[Data entries]
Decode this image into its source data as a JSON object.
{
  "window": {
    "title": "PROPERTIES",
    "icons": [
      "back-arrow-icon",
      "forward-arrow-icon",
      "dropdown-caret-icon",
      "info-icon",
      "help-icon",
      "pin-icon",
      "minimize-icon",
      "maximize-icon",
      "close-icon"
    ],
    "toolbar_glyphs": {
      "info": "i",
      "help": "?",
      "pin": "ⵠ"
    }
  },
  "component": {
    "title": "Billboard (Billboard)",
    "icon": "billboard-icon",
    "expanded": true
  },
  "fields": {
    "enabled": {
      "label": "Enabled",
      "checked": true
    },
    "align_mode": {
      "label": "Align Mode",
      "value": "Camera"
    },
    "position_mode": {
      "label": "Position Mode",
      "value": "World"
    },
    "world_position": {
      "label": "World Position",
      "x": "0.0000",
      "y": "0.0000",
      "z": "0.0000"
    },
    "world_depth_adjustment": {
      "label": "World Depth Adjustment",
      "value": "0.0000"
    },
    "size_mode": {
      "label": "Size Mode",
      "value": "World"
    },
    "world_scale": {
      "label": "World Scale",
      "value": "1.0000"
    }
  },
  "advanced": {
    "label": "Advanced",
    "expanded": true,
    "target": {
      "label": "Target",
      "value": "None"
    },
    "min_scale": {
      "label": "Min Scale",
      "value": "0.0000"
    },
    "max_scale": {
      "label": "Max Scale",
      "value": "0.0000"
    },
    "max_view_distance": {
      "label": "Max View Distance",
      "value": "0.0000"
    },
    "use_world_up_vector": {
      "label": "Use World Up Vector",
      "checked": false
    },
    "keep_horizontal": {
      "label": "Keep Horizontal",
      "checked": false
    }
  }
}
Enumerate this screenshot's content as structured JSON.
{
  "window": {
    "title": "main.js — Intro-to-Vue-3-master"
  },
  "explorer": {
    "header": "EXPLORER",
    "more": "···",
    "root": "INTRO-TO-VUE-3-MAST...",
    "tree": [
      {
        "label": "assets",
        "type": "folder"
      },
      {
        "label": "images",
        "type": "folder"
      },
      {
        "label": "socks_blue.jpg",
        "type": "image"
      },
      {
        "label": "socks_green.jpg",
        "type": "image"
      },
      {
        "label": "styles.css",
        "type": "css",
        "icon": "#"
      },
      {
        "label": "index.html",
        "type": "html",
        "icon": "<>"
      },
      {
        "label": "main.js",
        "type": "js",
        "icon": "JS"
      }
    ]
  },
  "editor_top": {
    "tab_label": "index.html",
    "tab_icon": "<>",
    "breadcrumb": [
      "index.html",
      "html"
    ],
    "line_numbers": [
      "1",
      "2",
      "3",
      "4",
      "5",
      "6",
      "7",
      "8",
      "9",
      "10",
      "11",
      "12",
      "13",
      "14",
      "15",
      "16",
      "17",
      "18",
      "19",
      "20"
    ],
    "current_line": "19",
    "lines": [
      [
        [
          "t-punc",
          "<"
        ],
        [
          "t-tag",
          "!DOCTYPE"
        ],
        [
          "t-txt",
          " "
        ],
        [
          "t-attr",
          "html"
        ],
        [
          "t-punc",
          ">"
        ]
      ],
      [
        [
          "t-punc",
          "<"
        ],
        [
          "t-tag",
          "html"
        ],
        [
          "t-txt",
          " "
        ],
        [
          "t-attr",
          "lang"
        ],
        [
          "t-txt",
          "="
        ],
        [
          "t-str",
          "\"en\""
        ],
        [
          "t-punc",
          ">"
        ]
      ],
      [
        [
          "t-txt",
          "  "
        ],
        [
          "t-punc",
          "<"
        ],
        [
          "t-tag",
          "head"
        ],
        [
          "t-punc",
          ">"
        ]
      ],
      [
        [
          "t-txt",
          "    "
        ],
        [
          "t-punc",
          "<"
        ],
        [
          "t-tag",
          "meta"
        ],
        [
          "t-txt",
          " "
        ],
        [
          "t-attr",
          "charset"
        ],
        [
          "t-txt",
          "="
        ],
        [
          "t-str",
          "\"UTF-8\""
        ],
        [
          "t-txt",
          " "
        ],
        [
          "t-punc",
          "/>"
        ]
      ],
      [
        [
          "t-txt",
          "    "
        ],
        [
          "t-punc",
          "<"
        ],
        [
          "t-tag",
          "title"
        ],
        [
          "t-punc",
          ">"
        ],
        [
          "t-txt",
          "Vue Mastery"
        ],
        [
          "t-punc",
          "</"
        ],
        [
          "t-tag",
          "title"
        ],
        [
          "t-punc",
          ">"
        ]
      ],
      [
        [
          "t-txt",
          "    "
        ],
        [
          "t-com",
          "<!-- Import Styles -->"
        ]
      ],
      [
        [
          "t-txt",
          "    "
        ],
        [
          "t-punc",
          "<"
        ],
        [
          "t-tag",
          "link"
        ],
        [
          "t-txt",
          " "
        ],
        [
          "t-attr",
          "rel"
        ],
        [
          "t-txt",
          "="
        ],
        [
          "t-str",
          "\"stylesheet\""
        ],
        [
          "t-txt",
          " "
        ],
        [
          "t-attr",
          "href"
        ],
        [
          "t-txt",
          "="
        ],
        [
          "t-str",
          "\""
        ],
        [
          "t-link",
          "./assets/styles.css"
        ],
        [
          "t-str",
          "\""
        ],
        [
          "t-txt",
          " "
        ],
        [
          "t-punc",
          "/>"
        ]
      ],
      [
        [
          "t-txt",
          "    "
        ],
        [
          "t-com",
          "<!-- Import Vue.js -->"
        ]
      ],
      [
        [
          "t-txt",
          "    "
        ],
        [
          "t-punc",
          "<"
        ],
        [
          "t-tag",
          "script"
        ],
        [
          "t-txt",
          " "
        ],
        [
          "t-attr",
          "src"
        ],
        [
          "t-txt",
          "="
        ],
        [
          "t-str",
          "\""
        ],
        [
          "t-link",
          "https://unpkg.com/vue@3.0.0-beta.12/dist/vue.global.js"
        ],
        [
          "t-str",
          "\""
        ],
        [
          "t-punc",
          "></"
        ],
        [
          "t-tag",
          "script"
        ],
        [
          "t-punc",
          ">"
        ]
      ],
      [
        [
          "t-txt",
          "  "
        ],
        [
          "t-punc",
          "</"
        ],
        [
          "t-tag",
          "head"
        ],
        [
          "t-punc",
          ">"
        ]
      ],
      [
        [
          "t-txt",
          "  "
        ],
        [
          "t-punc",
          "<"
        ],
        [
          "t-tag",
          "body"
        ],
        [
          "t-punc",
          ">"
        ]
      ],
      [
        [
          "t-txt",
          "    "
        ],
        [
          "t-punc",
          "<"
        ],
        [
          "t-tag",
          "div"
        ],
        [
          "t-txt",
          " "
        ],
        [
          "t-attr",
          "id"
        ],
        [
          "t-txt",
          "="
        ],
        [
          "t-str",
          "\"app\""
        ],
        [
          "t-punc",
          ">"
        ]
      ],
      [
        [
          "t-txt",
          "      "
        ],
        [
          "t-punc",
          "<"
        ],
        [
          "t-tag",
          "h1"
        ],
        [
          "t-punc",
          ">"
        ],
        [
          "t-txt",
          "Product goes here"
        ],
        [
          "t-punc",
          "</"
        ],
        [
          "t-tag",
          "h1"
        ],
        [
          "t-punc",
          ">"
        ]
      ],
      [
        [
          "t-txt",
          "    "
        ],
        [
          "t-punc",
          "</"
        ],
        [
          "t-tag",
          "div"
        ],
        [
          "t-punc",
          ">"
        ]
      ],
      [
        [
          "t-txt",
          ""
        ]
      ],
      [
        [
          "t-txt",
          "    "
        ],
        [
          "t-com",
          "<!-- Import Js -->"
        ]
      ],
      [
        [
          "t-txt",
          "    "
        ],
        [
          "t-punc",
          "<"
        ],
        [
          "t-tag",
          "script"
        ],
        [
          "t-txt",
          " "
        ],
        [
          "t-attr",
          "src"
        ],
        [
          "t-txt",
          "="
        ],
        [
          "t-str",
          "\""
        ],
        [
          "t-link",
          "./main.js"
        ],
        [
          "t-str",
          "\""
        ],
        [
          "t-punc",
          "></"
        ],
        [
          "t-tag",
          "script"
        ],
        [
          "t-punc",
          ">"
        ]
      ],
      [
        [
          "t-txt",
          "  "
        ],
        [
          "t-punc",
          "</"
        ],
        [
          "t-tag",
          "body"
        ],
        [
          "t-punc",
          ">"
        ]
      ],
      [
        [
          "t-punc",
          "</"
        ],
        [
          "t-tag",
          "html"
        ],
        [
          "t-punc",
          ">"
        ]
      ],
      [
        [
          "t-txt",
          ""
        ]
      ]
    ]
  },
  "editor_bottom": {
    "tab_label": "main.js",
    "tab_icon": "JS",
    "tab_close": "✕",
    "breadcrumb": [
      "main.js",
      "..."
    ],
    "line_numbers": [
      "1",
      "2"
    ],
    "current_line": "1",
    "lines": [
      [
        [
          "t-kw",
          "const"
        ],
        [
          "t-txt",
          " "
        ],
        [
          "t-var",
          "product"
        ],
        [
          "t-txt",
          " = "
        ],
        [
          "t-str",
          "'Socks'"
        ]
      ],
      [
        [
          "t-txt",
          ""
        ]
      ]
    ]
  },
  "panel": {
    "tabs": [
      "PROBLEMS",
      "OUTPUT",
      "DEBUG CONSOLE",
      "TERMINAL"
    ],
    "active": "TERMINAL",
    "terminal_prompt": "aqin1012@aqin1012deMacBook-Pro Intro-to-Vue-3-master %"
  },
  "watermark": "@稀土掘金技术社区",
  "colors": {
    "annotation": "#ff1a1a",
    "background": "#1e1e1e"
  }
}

Requirement: Using the listing above, list every line in which the string "title" occurs.

Final answer:
    "title": "PROPERTIES",
    "title": "Billboard (Billboard)",
    "title": "main.js — Intro-to-Vue-3-master"
          "title"
          "title"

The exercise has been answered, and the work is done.